## Exercise aim
Rewrite every line of the records below, replacing each "value-label" with "data-label" and keeping everything else the same. Leave the pictures out of your answer.

═════ Material shown ═════

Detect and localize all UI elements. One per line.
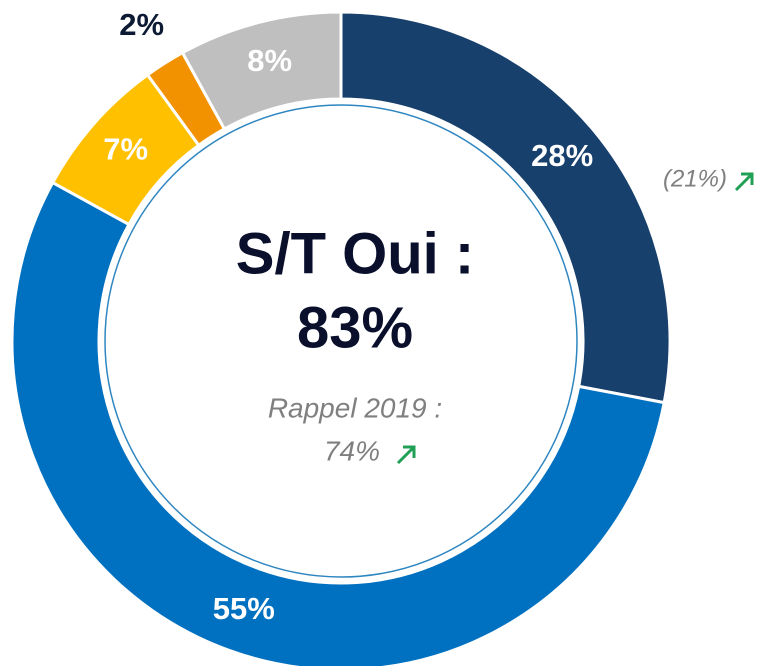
value-label: 7% bbox=[103, 131, 148, 166]
slice bbox=[180, 10, 343, 131]
center-value: 83% bbox=[297, 295, 413, 360]
up-arrow bbox=[734, 172, 754, 192]
value-label: 8% bbox=[247, 43, 292, 78]
center-note: Rappel 2019 : bbox=[268, 392, 442, 423]
inner-ring bbox=[104, 104, 578, 578]
annotation: (21%) bbox=[663, 165, 727, 192]
center-note-value: 74% bbox=[324, 435, 380, 466]
value-label: 55% bbox=[213, 591, 275, 626]
value-label: 28% bbox=[531, 138, 593, 173]
slice bbox=[10, 180, 666, 666]
value-label: 2% bbox=[119, 7, 164, 42]
center-title: S/T Oui : bbox=[236, 221, 474, 286]
up-arrow bbox=[396, 445, 416, 465]
slice bbox=[339, 10, 672, 405]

═════

## Response below
Detect and localize all UI elements. One per line.
data-label: 7% bbox=[103, 131, 148, 166]
slice bbox=[180, 10, 343, 131]
center-value: 83% bbox=[297, 295, 413, 360]
up-arrow bbox=[734, 172, 754, 192]
data-label: 8% bbox=[247, 43, 292, 78]
center-note: Rappel 2019 : bbox=[268, 392, 442, 423]
inner-ring bbox=[104, 104, 578, 578]
annotation: (21%) bbox=[663, 165, 727, 192]
center-note-value: 74% bbox=[324, 435, 380, 466]
data-label: 55% bbox=[213, 591, 275, 626]
data-label: 28% bbox=[531, 138, 593, 173]
slice bbox=[10, 180, 666, 666]
data-label: 2% bbox=[119, 7, 164, 42]
center-title: S/T Oui : bbox=[236, 221, 474, 286]
up-arrow bbox=[396, 445, 416, 465]
slice bbox=[339, 10, 672, 405]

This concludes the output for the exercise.